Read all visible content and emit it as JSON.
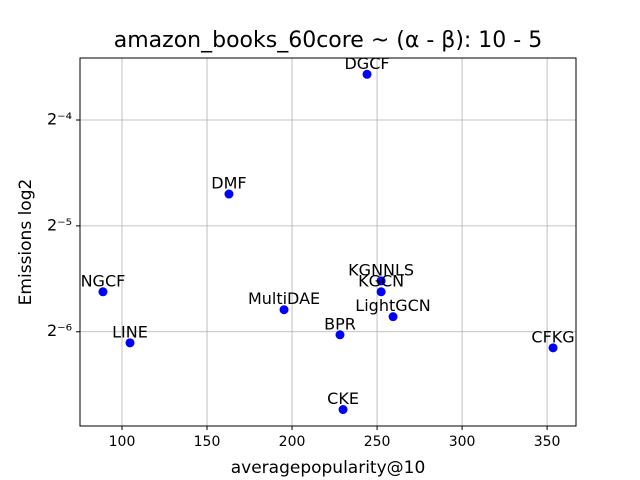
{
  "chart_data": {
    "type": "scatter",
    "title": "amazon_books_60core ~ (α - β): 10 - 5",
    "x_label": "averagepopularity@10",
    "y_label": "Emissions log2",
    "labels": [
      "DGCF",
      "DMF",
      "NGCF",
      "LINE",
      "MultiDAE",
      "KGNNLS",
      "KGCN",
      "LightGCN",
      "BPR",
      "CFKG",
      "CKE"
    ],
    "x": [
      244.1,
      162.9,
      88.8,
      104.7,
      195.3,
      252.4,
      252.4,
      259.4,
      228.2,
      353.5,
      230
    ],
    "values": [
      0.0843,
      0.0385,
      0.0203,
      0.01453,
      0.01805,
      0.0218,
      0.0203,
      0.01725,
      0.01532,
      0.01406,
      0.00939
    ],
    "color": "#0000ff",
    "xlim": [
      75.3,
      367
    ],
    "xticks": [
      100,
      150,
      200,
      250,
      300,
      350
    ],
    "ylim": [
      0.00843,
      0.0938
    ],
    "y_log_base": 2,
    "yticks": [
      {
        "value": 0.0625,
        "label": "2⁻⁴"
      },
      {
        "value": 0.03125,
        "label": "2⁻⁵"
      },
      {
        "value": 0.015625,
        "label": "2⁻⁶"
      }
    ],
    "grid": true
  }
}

* * * * * * *

YOUR INSTRUCTIONS. Copy every record above exactly, leaving out any pictures.

SOLVED PROBLEM.
Read all visible content and emit it as JSON.
{
  "chart_data": {
    "type": "scatter",
    "title": "amazon_books_60core ~ (α - β): 10 - 5",
    "x_label": "averagepopularity@10",
    "y_label": "Emissions log2",
    "labels": [
      "DGCF",
      "DMF",
      "NGCF",
      "LINE",
      "MultiDAE",
      "KGNNLS",
      "KGCN",
      "LightGCN",
      "BPR",
      "CFKG",
      "CKE"
    ],
    "x": [
      244.1,
      162.9,
      88.8,
      104.7,
      195.3,
      252.4,
      252.4,
      259.4,
      228.2,
      353.5,
      230
    ],
    "values": [
      0.0843,
      0.0385,
      0.0203,
      0.01453,
      0.01805,
      0.0218,
      0.0203,
      0.01725,
      0.01532,
      0.01406,
      0.00939
    ],
    "color": "#0000ff",
    "xlim": [
      75.3,
      367
    ],
    "xticks": [
      100,
      150,
      200,
      250,
      300,
      350
    ],
    "ylim": [
      0.00843,
      0.0938
    ],
    "y_log_base": 2,
    "yticks": [
      {
        "value": 0.0625,
        "label": "2⁻⁴"
      },
      {
        "value": 0.03125,
        "label": "2⁻⁵"
      },
      {
        "value": 0.015625,
        "label": "2⁻⁶"
      }
    ],
    "grid": true
  }
}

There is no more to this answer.